> **Direction**
Report only the number of lines holding "cloud".

##### Record list #####

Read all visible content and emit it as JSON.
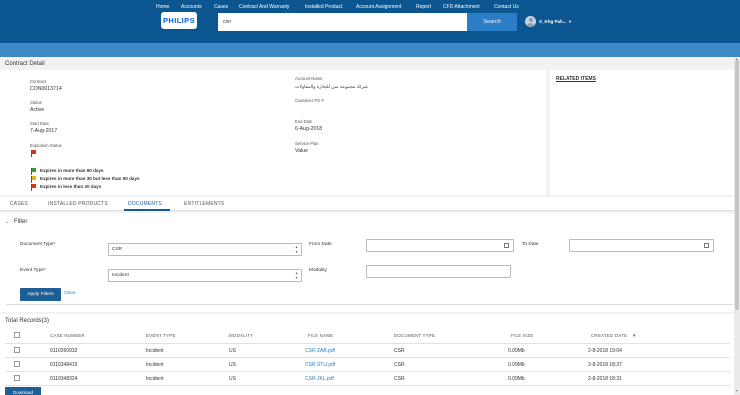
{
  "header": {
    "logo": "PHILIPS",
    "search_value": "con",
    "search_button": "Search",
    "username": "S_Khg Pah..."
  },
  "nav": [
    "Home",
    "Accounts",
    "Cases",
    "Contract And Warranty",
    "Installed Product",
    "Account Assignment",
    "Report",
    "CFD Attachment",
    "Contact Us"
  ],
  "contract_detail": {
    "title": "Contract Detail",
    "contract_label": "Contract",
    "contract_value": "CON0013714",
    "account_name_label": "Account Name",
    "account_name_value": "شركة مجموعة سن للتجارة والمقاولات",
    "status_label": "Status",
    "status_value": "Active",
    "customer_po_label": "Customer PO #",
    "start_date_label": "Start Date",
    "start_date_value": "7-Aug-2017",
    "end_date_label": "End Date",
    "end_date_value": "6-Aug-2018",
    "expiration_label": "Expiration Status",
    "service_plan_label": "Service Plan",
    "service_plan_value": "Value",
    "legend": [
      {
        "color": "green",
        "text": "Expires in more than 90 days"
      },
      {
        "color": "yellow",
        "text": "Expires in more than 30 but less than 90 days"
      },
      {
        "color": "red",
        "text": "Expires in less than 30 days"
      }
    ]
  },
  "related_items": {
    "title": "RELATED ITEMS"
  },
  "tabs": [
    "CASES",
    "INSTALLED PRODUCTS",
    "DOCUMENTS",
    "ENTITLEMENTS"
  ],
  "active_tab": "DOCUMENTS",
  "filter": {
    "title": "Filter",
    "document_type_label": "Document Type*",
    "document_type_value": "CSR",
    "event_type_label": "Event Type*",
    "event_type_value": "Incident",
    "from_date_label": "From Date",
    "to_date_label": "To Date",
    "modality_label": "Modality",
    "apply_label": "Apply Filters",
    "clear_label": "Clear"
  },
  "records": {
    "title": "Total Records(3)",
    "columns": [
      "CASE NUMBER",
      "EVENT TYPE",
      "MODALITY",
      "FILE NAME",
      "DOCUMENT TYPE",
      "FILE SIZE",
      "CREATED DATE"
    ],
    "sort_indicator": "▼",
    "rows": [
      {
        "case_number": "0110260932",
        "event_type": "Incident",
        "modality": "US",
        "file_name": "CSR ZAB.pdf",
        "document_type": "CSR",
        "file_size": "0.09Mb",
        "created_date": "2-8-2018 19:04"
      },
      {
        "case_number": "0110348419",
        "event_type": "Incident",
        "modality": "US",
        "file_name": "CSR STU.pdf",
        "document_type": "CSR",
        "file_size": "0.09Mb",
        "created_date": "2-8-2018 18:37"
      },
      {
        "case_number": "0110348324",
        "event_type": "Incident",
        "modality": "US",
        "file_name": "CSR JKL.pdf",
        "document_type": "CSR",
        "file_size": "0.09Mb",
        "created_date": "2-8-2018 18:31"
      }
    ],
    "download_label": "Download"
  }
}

#####
##### Record list #####

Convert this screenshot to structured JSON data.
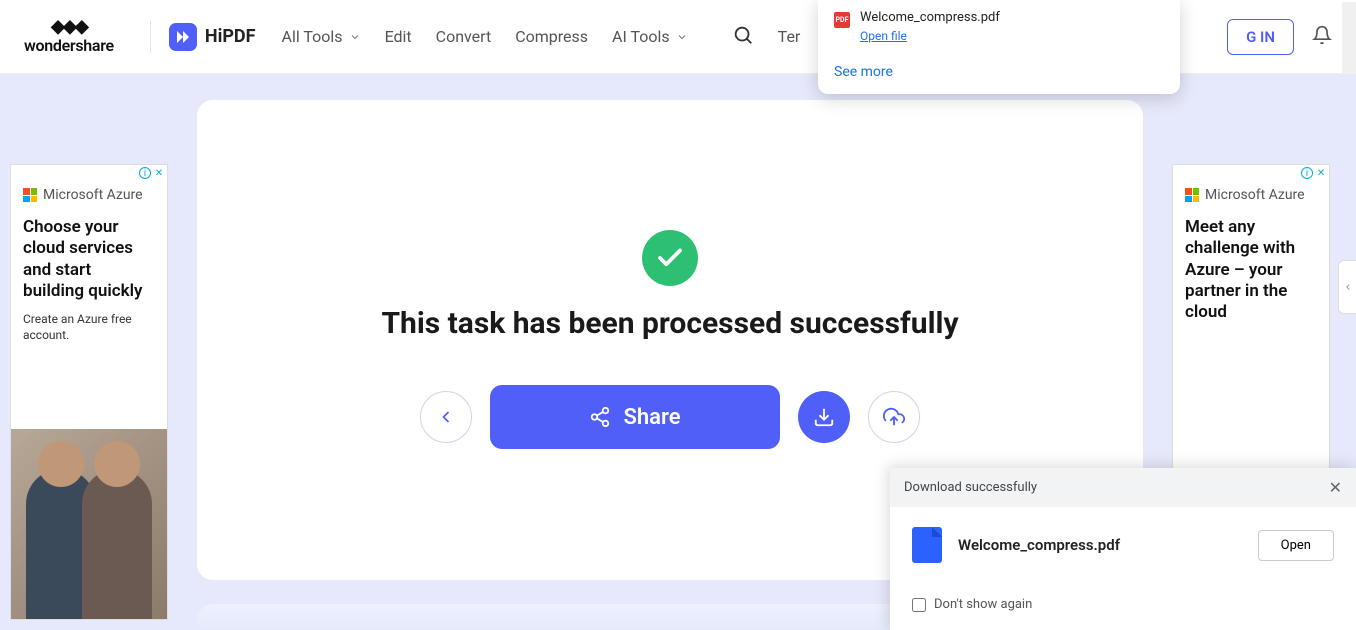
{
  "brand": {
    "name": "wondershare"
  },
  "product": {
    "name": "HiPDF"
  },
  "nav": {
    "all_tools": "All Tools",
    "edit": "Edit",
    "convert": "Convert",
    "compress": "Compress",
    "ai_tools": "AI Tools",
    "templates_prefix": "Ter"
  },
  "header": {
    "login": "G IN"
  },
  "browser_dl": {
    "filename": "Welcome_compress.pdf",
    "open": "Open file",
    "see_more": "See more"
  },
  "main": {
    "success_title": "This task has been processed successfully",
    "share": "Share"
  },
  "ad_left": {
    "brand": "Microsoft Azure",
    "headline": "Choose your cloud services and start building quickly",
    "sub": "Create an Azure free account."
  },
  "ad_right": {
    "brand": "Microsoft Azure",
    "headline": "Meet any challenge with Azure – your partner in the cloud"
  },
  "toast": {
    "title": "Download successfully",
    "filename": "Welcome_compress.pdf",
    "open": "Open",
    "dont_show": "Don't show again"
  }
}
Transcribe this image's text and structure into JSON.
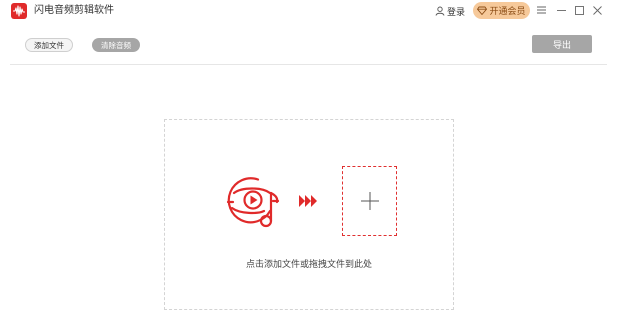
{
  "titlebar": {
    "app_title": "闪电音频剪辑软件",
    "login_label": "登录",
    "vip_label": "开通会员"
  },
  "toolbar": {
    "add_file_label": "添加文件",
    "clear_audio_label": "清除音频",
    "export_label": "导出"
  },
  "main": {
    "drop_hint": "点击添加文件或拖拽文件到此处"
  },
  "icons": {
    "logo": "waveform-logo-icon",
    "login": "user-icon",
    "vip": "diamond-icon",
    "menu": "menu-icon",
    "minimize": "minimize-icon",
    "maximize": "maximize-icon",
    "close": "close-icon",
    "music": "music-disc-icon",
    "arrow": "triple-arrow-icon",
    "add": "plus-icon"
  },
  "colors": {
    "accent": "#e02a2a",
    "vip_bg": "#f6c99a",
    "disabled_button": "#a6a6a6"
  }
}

#####
##### Record list #####

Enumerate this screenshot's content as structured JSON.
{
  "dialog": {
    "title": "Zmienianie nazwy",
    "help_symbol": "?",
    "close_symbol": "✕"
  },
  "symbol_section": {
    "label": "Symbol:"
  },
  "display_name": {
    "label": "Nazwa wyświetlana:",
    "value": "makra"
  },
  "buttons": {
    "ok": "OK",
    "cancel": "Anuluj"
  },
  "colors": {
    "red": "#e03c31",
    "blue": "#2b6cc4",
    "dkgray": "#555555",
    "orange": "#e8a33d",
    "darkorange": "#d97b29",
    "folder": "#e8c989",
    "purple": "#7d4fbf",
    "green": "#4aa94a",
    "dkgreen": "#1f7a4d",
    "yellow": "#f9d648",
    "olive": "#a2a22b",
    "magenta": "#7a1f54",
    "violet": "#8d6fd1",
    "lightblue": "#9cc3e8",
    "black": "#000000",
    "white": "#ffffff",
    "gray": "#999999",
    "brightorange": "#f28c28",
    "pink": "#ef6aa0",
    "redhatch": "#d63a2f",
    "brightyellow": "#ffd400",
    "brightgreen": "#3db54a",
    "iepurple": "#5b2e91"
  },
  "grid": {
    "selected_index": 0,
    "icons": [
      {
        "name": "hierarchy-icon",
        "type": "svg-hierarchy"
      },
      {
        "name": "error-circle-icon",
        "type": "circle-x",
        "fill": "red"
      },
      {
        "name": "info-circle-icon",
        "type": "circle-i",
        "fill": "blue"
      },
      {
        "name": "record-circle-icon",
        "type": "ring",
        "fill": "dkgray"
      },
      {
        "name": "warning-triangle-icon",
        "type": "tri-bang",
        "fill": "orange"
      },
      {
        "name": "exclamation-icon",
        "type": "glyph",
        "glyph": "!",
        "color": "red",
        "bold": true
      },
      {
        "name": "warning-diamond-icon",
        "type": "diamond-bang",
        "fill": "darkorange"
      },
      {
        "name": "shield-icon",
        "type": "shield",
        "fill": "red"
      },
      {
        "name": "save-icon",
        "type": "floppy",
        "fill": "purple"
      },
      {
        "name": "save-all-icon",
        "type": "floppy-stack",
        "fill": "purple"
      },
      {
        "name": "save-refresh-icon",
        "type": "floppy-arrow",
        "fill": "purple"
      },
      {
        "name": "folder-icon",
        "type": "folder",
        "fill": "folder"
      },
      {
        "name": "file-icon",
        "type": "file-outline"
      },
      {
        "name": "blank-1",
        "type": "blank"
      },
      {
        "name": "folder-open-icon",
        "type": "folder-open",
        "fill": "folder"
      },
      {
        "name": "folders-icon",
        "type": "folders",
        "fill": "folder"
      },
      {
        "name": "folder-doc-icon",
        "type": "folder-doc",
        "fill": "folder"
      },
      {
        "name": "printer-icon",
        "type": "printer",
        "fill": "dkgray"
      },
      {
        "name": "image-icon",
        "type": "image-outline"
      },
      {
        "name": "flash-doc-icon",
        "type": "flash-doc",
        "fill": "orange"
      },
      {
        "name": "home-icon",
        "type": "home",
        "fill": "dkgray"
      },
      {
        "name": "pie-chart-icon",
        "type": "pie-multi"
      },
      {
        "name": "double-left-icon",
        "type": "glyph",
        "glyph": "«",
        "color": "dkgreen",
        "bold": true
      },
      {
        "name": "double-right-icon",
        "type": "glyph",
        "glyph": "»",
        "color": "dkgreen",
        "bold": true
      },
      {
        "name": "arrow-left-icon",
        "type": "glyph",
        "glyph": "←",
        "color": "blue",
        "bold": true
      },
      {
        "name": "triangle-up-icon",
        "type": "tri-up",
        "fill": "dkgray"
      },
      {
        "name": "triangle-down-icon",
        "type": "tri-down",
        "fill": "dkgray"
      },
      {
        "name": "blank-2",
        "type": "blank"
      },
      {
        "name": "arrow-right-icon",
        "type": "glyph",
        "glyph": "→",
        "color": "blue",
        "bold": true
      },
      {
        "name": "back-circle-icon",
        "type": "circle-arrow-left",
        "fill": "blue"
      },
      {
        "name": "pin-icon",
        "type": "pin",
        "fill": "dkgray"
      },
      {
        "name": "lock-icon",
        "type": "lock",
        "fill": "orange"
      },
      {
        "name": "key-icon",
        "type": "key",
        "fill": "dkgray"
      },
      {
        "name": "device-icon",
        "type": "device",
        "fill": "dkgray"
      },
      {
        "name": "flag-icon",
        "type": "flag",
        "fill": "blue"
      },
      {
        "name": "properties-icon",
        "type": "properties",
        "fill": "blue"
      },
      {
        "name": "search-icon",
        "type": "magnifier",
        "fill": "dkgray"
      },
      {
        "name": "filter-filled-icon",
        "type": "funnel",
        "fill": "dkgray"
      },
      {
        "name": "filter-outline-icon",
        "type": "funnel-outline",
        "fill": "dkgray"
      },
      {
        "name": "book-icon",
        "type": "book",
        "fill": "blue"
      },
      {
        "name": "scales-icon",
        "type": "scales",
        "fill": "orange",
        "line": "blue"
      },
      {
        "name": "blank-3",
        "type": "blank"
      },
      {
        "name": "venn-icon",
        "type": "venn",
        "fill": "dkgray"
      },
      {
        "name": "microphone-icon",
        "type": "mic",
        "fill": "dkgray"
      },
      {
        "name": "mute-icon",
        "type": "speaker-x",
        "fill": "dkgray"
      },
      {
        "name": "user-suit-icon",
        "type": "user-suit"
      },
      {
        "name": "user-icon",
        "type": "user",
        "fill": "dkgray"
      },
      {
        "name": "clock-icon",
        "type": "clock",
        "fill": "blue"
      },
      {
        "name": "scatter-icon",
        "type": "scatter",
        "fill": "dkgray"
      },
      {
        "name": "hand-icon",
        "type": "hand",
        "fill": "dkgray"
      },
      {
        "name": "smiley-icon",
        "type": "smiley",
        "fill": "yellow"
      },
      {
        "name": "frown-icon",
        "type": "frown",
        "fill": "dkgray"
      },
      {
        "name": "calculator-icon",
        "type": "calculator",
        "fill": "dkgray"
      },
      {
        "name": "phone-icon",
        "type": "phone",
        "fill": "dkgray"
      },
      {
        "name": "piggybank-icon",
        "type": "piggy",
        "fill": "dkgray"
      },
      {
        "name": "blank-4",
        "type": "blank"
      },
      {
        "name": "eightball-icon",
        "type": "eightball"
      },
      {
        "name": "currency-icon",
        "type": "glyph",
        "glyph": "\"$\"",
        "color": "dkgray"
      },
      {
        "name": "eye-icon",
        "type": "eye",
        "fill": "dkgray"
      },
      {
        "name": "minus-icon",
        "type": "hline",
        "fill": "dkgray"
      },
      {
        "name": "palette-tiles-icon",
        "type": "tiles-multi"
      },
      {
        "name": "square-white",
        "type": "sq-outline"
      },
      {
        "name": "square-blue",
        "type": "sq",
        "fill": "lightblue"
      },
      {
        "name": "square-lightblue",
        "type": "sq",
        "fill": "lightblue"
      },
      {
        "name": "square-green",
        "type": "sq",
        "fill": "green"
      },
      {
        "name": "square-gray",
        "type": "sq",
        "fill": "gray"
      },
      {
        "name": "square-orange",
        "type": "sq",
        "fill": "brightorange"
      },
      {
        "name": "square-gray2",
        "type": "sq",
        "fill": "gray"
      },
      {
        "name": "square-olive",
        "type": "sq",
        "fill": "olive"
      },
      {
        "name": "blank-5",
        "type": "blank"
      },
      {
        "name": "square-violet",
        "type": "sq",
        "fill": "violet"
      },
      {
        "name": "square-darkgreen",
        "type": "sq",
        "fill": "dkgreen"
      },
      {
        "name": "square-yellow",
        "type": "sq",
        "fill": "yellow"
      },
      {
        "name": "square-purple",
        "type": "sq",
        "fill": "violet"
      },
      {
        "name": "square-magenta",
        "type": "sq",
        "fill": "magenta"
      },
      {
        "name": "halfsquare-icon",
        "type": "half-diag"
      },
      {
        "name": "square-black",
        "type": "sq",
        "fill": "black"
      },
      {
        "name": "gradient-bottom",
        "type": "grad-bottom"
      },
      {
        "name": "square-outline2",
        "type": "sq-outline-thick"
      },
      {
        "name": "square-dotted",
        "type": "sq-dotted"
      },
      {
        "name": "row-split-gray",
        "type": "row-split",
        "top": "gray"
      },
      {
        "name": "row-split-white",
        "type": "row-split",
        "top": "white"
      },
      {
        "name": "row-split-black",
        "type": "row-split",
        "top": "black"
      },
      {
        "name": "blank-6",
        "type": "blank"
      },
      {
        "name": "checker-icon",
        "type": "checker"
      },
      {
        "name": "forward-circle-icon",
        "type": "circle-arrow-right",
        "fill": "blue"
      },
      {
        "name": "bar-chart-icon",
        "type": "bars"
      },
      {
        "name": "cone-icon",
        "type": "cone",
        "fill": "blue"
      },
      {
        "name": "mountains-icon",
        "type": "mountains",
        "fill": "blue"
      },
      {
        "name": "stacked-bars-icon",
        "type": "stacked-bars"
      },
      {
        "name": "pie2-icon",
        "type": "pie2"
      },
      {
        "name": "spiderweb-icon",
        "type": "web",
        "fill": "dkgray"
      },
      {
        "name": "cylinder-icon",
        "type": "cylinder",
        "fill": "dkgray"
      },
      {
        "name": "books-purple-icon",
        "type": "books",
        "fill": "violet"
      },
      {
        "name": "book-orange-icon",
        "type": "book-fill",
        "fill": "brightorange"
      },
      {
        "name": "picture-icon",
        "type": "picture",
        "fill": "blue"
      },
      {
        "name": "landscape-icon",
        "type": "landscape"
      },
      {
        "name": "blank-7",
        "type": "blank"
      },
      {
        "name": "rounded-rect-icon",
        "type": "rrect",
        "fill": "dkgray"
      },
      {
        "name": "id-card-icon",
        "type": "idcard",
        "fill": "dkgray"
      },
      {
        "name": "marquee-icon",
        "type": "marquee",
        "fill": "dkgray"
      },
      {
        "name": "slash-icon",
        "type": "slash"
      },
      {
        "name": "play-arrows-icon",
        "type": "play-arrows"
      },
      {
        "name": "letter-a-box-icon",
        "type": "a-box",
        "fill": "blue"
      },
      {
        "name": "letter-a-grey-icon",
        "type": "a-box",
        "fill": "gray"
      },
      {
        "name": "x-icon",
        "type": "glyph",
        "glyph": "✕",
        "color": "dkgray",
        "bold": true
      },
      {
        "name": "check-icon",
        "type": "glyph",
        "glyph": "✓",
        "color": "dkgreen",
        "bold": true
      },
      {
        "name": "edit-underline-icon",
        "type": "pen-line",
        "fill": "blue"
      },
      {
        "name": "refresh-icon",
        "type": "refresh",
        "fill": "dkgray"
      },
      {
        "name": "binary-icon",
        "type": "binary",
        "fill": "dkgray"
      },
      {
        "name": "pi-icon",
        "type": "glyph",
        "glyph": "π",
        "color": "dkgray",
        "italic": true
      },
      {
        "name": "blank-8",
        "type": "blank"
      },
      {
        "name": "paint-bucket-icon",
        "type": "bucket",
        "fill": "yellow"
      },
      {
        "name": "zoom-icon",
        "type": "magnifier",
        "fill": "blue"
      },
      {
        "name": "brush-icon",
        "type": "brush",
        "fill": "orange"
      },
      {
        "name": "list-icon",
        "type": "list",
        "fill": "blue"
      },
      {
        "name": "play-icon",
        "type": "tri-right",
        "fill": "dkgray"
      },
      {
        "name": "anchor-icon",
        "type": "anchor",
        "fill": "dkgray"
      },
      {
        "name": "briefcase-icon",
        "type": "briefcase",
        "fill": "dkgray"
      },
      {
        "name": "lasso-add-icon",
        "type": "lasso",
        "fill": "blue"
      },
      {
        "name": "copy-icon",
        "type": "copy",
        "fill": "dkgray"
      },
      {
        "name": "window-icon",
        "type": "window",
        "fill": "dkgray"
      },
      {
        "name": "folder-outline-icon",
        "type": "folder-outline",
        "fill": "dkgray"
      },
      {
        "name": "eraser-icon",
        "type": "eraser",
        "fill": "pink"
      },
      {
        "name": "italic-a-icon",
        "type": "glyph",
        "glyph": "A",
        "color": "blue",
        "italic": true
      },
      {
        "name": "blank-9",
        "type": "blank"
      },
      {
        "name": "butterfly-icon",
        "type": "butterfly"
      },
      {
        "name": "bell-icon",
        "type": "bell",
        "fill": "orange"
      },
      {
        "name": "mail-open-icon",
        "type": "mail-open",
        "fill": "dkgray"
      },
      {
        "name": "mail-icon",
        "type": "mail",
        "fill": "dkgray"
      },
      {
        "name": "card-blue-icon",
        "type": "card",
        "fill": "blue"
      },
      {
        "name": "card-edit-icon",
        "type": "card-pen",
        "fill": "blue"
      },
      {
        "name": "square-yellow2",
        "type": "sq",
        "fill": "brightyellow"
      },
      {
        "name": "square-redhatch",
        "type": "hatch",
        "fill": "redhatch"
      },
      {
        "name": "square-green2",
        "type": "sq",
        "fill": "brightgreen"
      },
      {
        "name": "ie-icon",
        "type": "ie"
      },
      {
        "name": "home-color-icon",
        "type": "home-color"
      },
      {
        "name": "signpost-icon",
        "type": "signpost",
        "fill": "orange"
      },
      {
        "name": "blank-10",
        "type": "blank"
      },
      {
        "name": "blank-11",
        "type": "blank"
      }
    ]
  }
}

#####

> **Answer for the task**
2